Brief: Keep only the lines of the listing that include the word "громади", and copy them.

Dataset excerpts:
● ● ● ● ●

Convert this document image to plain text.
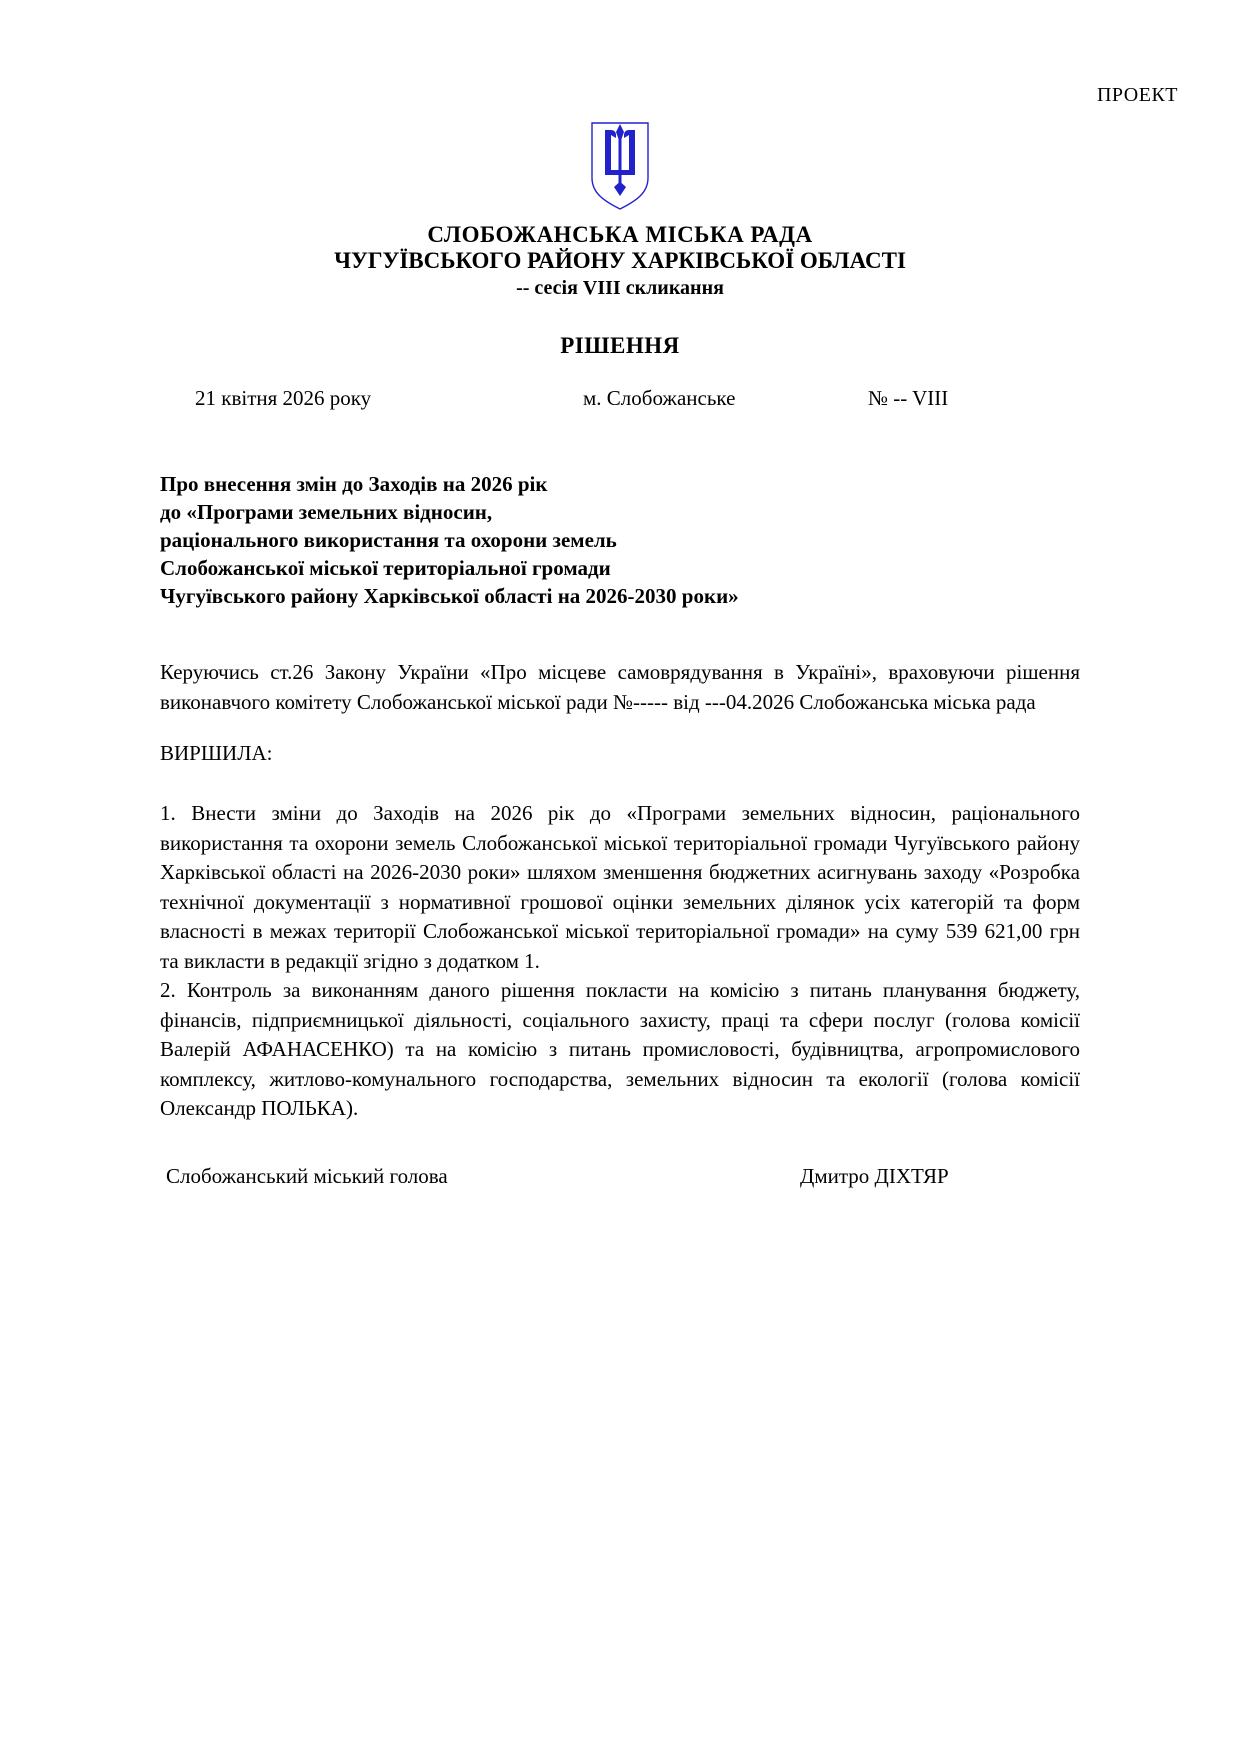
ПРОЕКТ
СЛОБОЖАНСЬКА МІСЬКА РАДА
ЧУГУЇВСЬКОГО РАЙОНУ ХАРКІВСЬКОЇ ОБЛАСТІ
-- сесія VIII скликання
РІШЕННЯ
21 квітня 2026 року	м. Слобожанське	№ -- VIII
Про внесення змін до Заходів на 2026 рік
до «Програми земельних відносин,
раціонального використання та охорони земель
Слобожанської міської територіальної громади
Чугуївського району Харківської області на 2026-2030 роки»
Керуючись ст.26 Закону України «Про місцеве самоврядування в Україні», враховуючи рішення виконавчого комітету Слобожанської міської ради №----- від ---04.2026 Слобожанська міська рада
ВИРШИЛА:

1. Внести зміни до Заходів на 2026 рік до «Програми земельних відносин, раціонального використання та охорони земель Слобожанської міської територіальної громади Чугуївського району Харківської області на 2026-2030 роки» шляхом зменшення бюджетних асигнувань заходу «Розробка технічної документації з нормативної грошової оцінки земельних ділянок усіх категорій та форм власності в межах території Слобожанської міської територіальної громади» на суму 539 621,00 грн та викласти в редакції згідно з додатком 1.

2. Контроль за виконанням даного рішення покласти на комісію з питань планування бюджету, фінансів, підприємницької діяльності, соціального захисту, праці та сфери послуг (голова комісії Валерій АФАНАСЕНКО) та на комісію з питань промисловості, будівництва, агропромислового комплексу, житлово-комунального господарства, земельних відносин та екології (голова комісії Олександр ПОЛЬКА).

Слобожанський міський голова	Дмитро ДІХТЯР
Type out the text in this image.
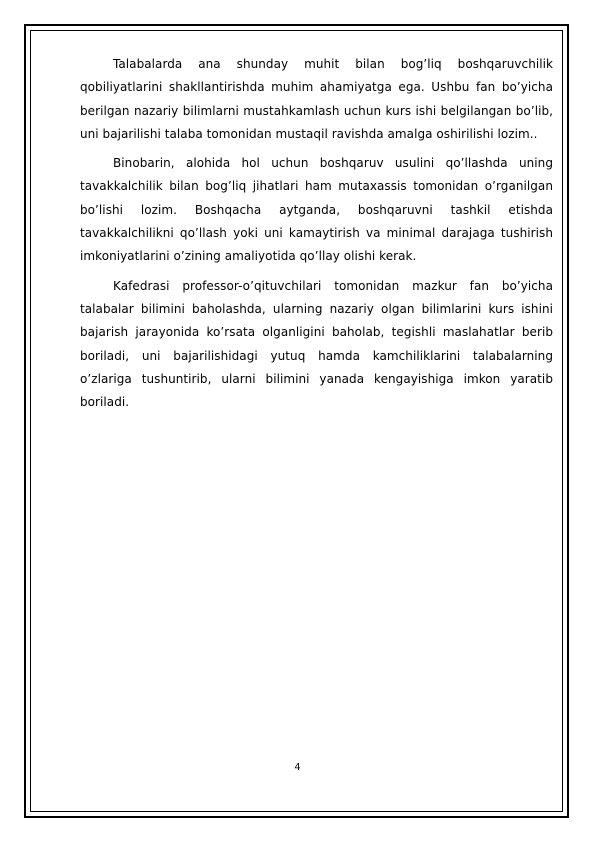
Talabalarda ana shunday muhit bilan bog’liq boshqaruvchilik qobiliyatlarini shakllantirishda muhim ahamiyatga ega. Ushbu fan bo’yicha berilgan nazariy bilimlarni mustahkamlash uchun kurs ishi belgilangan bo’lib, uni bajarilishi talaba tomonidan mustaqil ravishda amalga oshirilishi lozim..

Binobarin, alohida hol uchun boshqaruv usulini qo’llashda uning tavakkalchilik bilan bog’liq jihatlari ham mutaxassis tomonidan o’rganilgan bo’lishi lozim. Boshqacha aytganda, boshqaruvni tashkil etishda tavakkalchilikni qo’llash yoki uni kamaytirish va minimal darajaga tushirish imkoniyatlarini o’zining amaliyotida qo’llay olishi kerak.

Kafedrasi professor-o’qituvchilari tomonidan mazkur fan bo’yicha talabalar bilimini baholashda, ularning nazariy olgan bilimlarini kurs ishini bajarish jarayonida ko’rsata olganligini baholab, tegishli maslahatlar berib boriladi, uni bajarilishidagi yutuq hamda kamchiliklarini talabalarning o’zlariga tushuntirib, ularni bilimini yanada kengayishiga imkon yaratib boriladi.

4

● ● ● ● ●

Output:
Слобожанської міської територіальної громади
1. Внести зміни до Заходів на 2026 рік до «Програми земельних відносин, раціонального використання та охорони земель Слобожанської міської територіальної громади Чугуївського району Харківської області на 2026-2030 роки» шляхом зменшення бюджетних асигнувань заходу «Розробка технічної документації з нормативної грошової оцінки земельних ділянок усіх категорій та форм власності в межах території Слобожанської міської територіальної громади» на суму 539 621,00 грн та викласти в редакції згідно з додатком 1.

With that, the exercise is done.